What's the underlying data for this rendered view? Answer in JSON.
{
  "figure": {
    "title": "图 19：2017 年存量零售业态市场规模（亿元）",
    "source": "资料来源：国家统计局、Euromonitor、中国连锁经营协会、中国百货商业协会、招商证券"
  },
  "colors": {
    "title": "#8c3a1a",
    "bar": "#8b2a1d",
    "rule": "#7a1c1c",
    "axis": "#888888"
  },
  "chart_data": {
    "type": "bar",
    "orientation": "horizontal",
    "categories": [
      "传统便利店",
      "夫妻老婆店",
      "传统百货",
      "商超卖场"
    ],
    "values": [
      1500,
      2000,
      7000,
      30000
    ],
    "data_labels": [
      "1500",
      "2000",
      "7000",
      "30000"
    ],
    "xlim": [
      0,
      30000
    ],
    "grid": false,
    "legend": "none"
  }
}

* * *

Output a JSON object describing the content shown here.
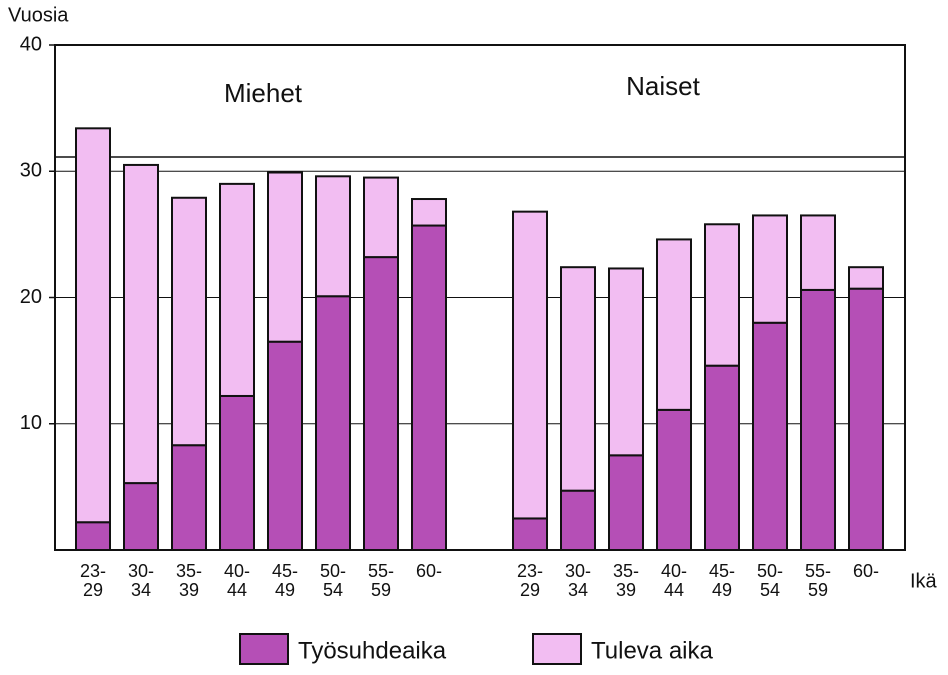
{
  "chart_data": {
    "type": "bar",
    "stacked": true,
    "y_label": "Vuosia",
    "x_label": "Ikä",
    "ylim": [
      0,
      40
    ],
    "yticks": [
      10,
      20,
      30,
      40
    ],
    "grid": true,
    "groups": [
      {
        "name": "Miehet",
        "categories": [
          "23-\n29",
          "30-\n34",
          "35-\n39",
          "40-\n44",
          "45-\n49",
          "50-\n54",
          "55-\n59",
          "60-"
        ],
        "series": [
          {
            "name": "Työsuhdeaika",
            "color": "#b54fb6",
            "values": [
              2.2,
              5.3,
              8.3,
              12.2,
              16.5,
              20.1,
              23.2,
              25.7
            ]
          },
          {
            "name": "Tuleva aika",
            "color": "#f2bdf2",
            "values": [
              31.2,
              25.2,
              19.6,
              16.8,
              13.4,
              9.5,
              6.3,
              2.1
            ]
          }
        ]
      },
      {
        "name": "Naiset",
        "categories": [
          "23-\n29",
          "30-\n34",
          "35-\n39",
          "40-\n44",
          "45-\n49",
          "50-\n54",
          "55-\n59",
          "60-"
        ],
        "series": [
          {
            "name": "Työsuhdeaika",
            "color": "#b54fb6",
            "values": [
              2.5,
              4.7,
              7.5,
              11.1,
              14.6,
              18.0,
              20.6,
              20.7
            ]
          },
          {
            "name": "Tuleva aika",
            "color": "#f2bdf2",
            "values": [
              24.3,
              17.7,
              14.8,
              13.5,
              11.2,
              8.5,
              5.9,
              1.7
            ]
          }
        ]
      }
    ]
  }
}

* * *

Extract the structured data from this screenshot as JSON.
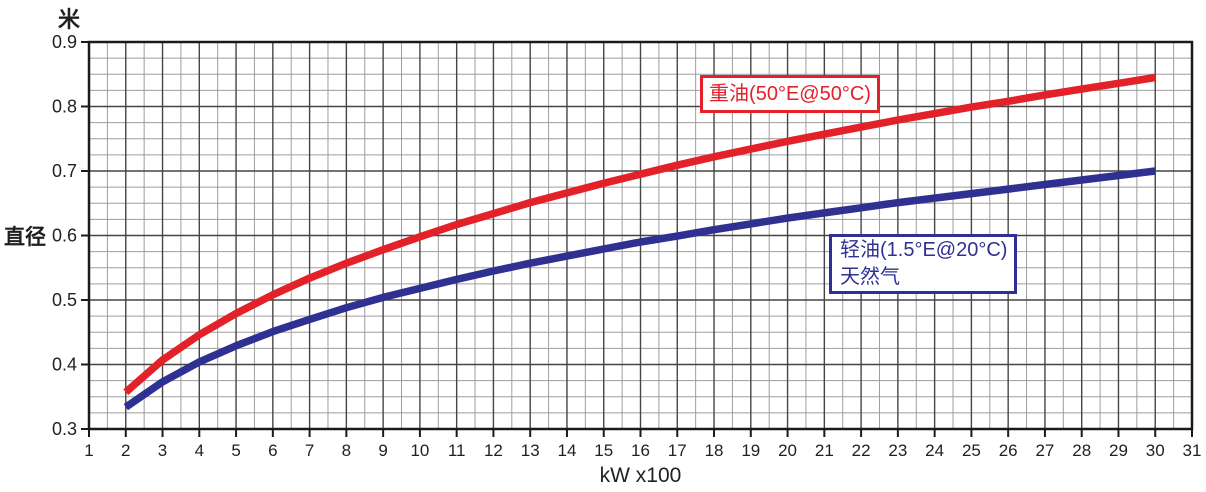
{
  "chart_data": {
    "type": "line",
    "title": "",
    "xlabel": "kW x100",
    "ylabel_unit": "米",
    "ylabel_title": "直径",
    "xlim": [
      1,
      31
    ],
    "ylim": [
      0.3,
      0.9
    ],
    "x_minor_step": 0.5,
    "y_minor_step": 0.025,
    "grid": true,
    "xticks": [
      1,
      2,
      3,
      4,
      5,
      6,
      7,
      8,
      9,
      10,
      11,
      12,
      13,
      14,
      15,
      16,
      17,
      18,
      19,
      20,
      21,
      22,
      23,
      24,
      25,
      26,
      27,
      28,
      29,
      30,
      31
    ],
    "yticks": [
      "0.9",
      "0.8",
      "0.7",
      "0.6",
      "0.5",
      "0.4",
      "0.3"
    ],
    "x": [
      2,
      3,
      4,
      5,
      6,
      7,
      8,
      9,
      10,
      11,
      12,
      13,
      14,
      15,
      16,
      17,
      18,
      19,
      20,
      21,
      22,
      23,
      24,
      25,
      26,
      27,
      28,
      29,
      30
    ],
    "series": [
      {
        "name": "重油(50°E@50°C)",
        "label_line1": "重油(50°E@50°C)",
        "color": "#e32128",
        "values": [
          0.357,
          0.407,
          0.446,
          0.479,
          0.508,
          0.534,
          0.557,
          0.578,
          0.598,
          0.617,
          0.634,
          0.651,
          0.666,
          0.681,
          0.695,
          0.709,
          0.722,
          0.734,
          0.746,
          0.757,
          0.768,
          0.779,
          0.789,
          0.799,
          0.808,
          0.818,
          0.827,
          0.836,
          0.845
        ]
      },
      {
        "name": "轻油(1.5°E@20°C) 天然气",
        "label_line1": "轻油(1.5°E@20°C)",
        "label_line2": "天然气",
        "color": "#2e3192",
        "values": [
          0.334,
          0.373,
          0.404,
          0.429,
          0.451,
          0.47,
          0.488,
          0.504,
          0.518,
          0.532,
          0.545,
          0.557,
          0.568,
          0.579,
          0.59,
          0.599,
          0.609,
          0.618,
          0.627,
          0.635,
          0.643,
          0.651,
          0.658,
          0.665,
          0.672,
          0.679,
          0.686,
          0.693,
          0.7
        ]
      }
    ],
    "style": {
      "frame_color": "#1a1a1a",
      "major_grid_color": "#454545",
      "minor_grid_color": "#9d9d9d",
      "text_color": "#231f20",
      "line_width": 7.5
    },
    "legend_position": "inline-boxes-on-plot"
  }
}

### Task requirements
Gather from the data above every line with the string "JSON".

### Written answer
What's the underlying data for this rendered view? Answer in JSON.
Output a JSON object describing the content shown here.
Extract the structured data from this screenshot as JSON.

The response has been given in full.